- [Request]
Omit all images. Transcribe the rest of the material below exactly.

# START OF Supplied material

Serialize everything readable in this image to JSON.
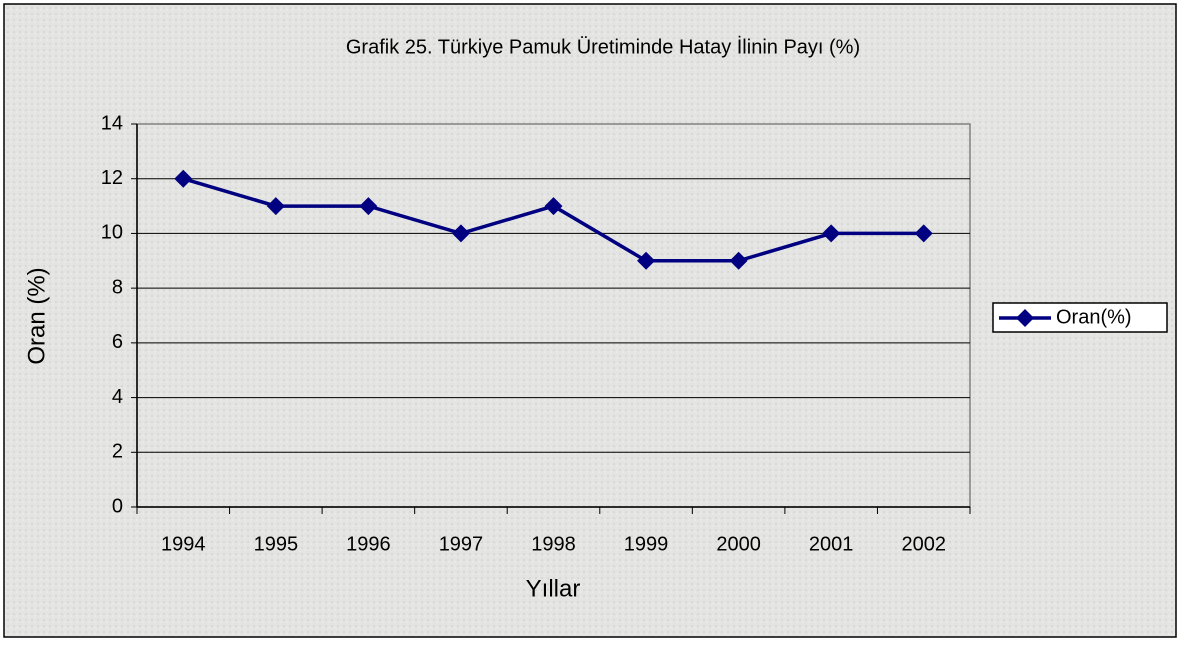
{
  "chart_data": {
    "type": "line",
    "title": "Grafik 25. Türkiye Pamuk Üretiminde Hatay İlinin Payı (%)",
    "x_label": "Yıllar",
    "y_label": "Oran (%)",
    "categories": [
      "1994",
      "1995",
      "1996",
      "1997",
      "1998",
      "1999",
      "2000",
      "2001",
      "2002"
    ],
    "series": [
      {
        "name": "Oran(%)",
        "color": "#000080",
        "values": [
          12,
          11,
          11,
          10,
          11,
          9,
          9,
          10,
          10
        ]
      }
    ],
    "ylim": [
      0,
      14
    ],
    "yticks": [
      0,
      2,
      4,
      6,
      8,
      10,
      12,
      14
    ],
    "grid": true,
    "legend": "right"
  }
}
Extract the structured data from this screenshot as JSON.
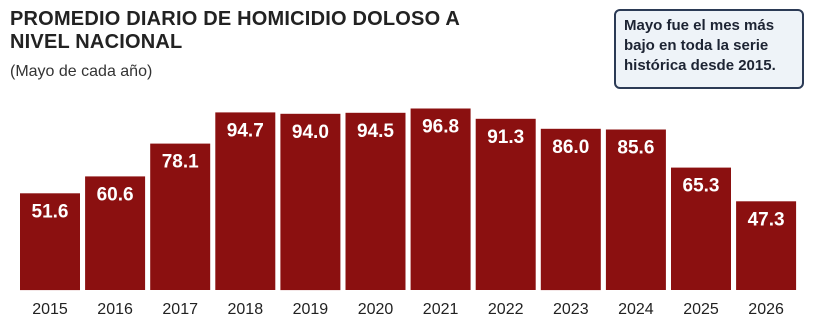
{
  "chart_data": {
    "type": "bar",
    "title": "PROMEDIO DIARIO DE HOMICIDIO DOLOSO A NIVEL NACIONAL",
    "subtitle": "(Mayo de cada año)",
    "annotation": "Mayo fue el mes más bajo en toda la serie histórica desde 2015.",
    "categories": [
      "2015",
      "2016",
      "2017",
      "2018",
      "2019",
      "2020",
      "2021",
      "2022",
      "2023",
      "2024",
      "2025",
      "2026"
    ],
    "values": [
      51.6,
      60.6,
      78.1,
      94.7,
      94.0,
      94.5,
      96.8,
      91.3,
      86.0,
      85.6,
      65.3,
      47.3
    ],
    "value_labels": [
      "51.6",
      "60.6",
      "78.1",
      "94.7",
      "94.0",
      "94.5",
      "96.8",
      "91.3",
      "86.0",
      "85.6",
      "65.3",
      "47.3"
    ],
    "xlabel": "",
    "ylabel": "",
    "ylim": [
      0,
      100
    ],
    "grid": false,
    "bar_color": "#8b1010",
    "label_color": "#ffffff"
  }
}
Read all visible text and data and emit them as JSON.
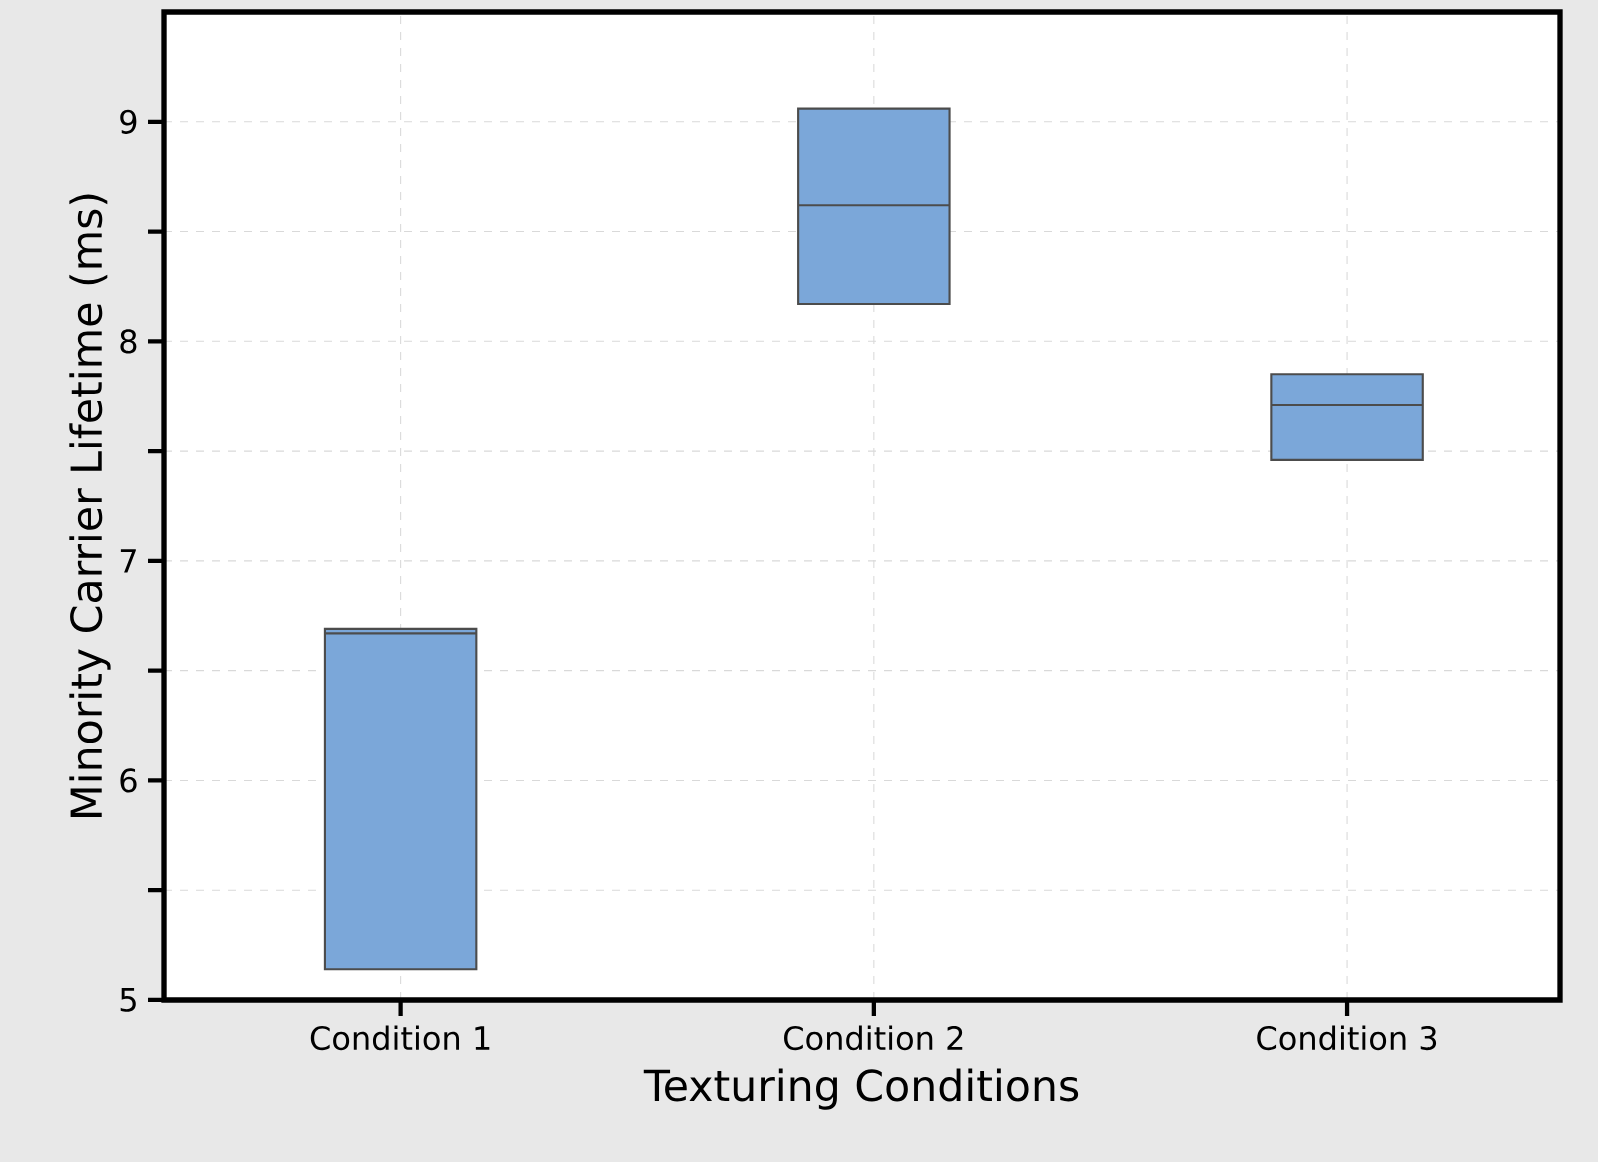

# END OF Supplied material

- [Result]
Serialize everything readable in this image to JSON.
{
  "chart_data": {
    "type": "line",
    "title": "Grafik 25. Türkiye Pamuk Üretiminde Hatay İlinin Payı (%)",
    "x_label": "Yıllar",
    "y_label": "Oran (%)",
    "categories": [
      "1994",
      "1995",
      "1996",
      "1997",
      "1998",
      "1999",
      "2000",
      "2001",
      "2002"
    ],
    "series": [
      {
        "name": "Oran(%)",
        "color": "#000080",
        "values": [
          12,
          11,
          11,
          10,
          11,
          9,
          9,
          10,
          10
        ]
      }
    ],
    "ylim": [
      0,
      14
    ],
    "yticks": [
      0,
      2,
      4,
      6,
      8,
      10,
      12,
      14
    ],
    "grid": true,
    "legend": "right"
  }
}
Extract the structured data from this screenshot as JSON.
{
  "chart_data": {
    "type": "bar",
    "title": "PROMEDIO DIARIO DE HOMICIDIO DOLOSO A NIVEL NACIONAL",
    "subtitle": "(Mayo de cada año)",
    "annotation": "Mayo fue el mes más bajo en toda la serie histórica desde 2015.",
    "categories": [
      "2015",
      "2016",
      "2017",
      "2018",
      "2019",
      "2020",
      "2021",
      "2022",
      "2023",
      "2024",
      "2025",
      "2026"
    ],
    "values": [
      51.6,
      60.6,
      78.1,
      94.7,
      94.0,
      94.5,
      96.8,
      91.3,
      86.0,
      85.6,
      65.3,
      47.3
    ],
    "value_labels": [
      "51.6",
      "60.6",
      "78.1",
      "94.7",
      "94.0",
      "94.5",
      "96.8",
      "91.3",
      "86.0",
      "85.6",
      "65.3",
      "47.3"
    ],
    "xlabel": "",
    "ylabel": "",
    "ylim": [
      0,
      100
    ],
    "grid": false,
    "bar_color": "#8b1010",
    "label_color": "#ffffff"
  }
}
Read all visible text and data and emit them as JSON.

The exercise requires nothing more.